■ **Your task**
From the listing below, select every line where the word "memories" appears.

########

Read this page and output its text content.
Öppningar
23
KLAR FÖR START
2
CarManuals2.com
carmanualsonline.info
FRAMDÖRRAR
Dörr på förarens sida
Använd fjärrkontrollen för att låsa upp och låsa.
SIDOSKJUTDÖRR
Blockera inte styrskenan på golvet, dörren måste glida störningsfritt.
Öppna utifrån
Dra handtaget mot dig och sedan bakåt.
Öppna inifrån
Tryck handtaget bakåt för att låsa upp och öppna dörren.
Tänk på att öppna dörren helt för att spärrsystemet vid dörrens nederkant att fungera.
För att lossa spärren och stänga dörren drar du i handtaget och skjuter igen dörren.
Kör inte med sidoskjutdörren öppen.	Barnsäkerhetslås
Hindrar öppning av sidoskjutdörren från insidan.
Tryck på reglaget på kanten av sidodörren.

########

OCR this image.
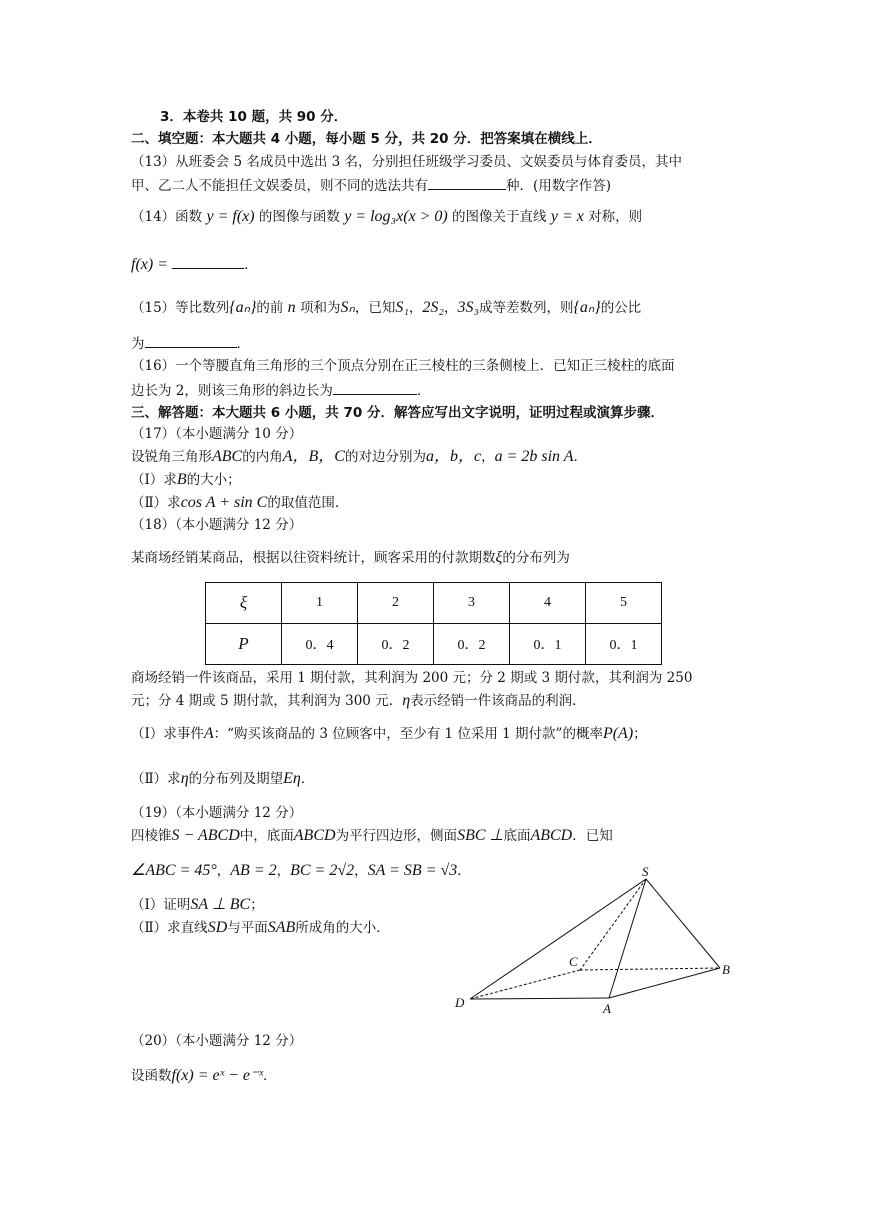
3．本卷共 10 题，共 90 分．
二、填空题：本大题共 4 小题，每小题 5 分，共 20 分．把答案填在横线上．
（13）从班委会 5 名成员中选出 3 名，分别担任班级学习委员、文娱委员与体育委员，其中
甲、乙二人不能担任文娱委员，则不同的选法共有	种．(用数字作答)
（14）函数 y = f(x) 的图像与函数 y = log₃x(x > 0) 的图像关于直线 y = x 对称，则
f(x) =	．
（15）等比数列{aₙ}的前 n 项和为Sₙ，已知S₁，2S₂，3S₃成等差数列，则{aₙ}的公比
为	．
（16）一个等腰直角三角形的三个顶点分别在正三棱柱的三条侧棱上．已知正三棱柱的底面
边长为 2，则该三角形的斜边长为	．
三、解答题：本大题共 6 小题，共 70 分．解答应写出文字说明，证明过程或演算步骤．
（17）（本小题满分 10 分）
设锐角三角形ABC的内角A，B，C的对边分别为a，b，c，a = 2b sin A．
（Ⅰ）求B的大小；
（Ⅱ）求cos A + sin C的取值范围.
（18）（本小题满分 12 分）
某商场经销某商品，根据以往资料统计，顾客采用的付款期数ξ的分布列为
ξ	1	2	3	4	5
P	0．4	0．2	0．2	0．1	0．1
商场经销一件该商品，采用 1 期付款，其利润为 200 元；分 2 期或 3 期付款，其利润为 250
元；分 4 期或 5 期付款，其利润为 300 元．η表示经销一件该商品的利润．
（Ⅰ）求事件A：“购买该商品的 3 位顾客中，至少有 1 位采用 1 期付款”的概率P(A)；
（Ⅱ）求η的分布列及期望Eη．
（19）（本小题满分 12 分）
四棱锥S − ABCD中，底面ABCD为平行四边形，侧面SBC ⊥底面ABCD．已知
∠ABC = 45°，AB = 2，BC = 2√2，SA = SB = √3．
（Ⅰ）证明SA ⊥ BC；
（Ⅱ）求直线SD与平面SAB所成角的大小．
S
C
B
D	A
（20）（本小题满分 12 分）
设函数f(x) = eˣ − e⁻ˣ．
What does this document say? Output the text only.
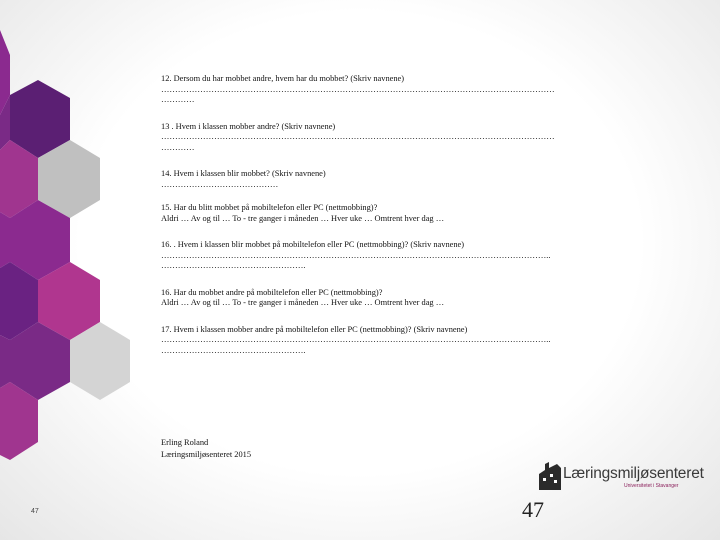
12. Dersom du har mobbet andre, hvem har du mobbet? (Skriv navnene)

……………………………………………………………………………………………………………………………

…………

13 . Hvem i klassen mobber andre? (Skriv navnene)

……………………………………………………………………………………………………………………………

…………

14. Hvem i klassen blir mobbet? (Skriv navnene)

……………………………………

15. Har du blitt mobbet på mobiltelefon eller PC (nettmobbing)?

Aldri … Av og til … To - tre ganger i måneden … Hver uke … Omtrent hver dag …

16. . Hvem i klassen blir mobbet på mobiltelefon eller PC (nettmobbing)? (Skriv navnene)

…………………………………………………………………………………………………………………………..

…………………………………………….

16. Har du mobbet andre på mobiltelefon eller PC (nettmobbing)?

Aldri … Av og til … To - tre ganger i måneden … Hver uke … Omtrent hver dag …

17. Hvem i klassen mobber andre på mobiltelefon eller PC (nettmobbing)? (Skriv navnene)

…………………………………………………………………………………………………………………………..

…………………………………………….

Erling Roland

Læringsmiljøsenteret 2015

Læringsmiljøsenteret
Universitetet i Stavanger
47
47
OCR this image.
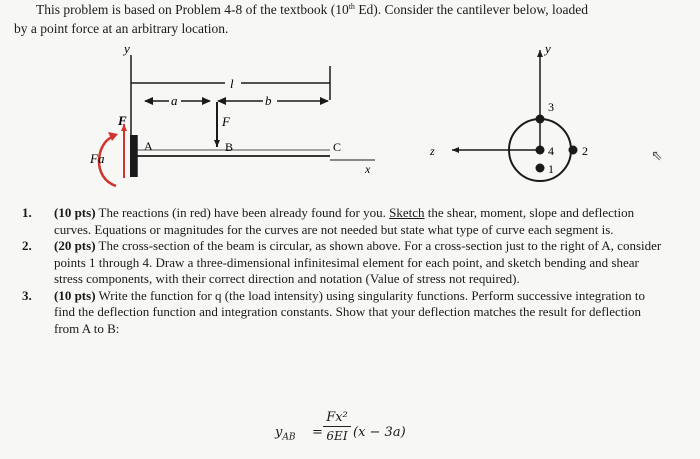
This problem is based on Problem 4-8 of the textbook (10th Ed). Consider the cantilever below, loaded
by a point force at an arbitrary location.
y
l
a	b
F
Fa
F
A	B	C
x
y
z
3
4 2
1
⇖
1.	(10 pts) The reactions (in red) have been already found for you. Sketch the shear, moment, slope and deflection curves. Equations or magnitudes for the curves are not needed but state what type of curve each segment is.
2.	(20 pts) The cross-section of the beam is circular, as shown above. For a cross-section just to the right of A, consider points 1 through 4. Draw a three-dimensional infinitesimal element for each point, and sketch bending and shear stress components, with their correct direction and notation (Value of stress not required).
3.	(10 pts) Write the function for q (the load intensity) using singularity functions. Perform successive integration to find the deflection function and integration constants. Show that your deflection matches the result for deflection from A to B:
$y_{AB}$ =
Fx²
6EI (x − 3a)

########

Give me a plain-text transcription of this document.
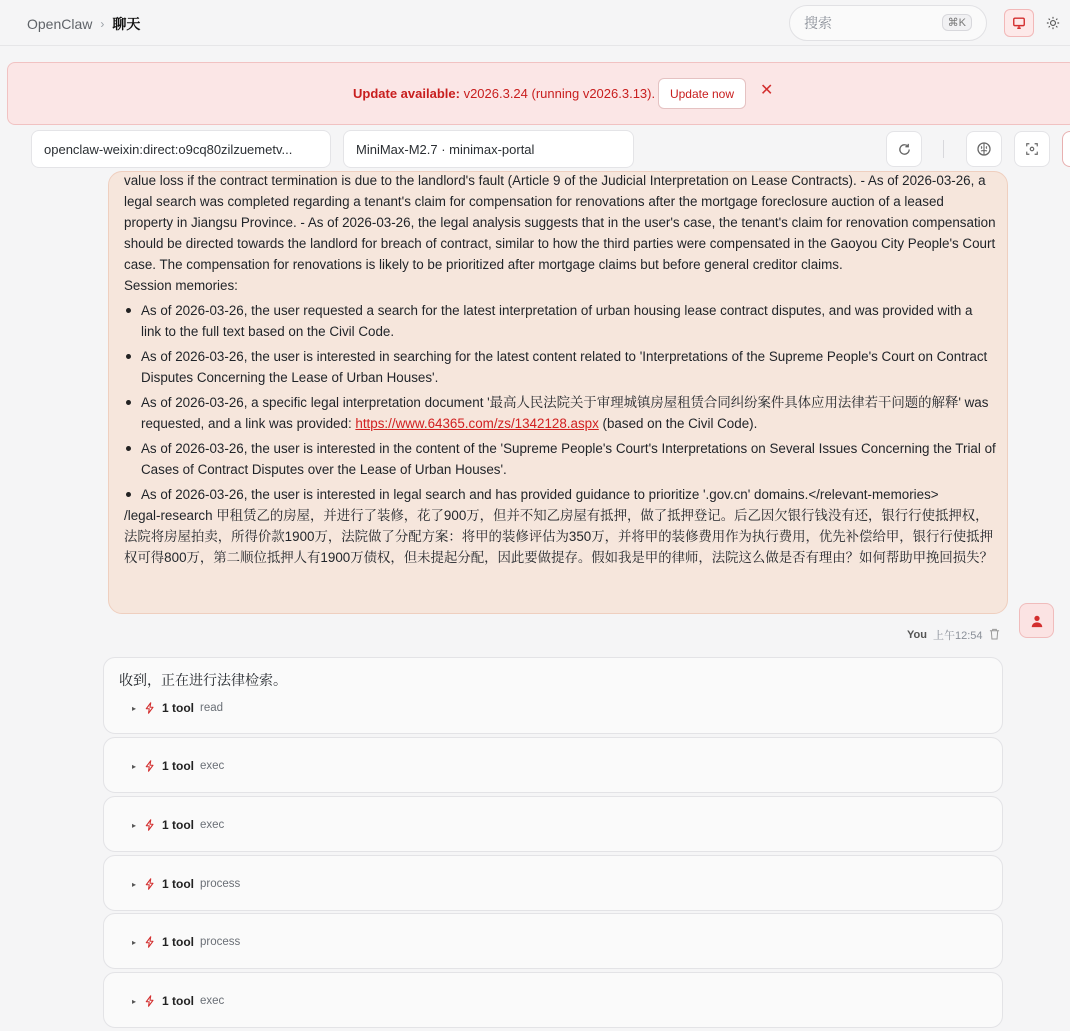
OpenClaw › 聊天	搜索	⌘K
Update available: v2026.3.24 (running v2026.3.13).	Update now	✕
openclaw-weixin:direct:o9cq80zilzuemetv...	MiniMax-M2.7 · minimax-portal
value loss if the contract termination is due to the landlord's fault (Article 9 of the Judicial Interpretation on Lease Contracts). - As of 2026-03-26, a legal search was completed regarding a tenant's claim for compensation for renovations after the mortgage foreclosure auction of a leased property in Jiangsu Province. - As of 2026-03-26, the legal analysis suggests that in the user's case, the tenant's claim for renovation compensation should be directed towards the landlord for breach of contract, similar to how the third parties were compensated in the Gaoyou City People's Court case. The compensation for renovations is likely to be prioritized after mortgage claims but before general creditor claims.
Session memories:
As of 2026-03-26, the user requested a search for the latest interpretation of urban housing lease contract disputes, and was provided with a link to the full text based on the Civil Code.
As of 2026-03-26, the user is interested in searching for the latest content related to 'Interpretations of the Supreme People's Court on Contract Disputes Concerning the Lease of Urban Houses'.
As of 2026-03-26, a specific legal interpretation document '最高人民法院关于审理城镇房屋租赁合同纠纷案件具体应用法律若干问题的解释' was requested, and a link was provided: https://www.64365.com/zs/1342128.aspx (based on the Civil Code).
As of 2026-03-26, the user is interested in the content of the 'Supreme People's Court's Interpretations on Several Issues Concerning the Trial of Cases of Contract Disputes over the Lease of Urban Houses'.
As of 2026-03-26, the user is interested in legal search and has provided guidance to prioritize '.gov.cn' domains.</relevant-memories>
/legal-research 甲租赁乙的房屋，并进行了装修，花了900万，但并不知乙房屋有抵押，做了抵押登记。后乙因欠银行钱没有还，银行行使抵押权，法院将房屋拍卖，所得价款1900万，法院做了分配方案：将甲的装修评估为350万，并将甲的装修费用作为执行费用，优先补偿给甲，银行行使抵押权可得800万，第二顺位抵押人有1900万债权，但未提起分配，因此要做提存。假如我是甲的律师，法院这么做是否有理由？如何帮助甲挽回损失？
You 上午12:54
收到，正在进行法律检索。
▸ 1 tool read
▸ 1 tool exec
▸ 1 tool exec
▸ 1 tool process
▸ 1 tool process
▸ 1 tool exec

########

■ **Output of the exercise**
Session memories:
As of 2026-03-26, the user is interested in legal search and has provided guidance to prioritize '.gov.cn' domains.</relevant-memories>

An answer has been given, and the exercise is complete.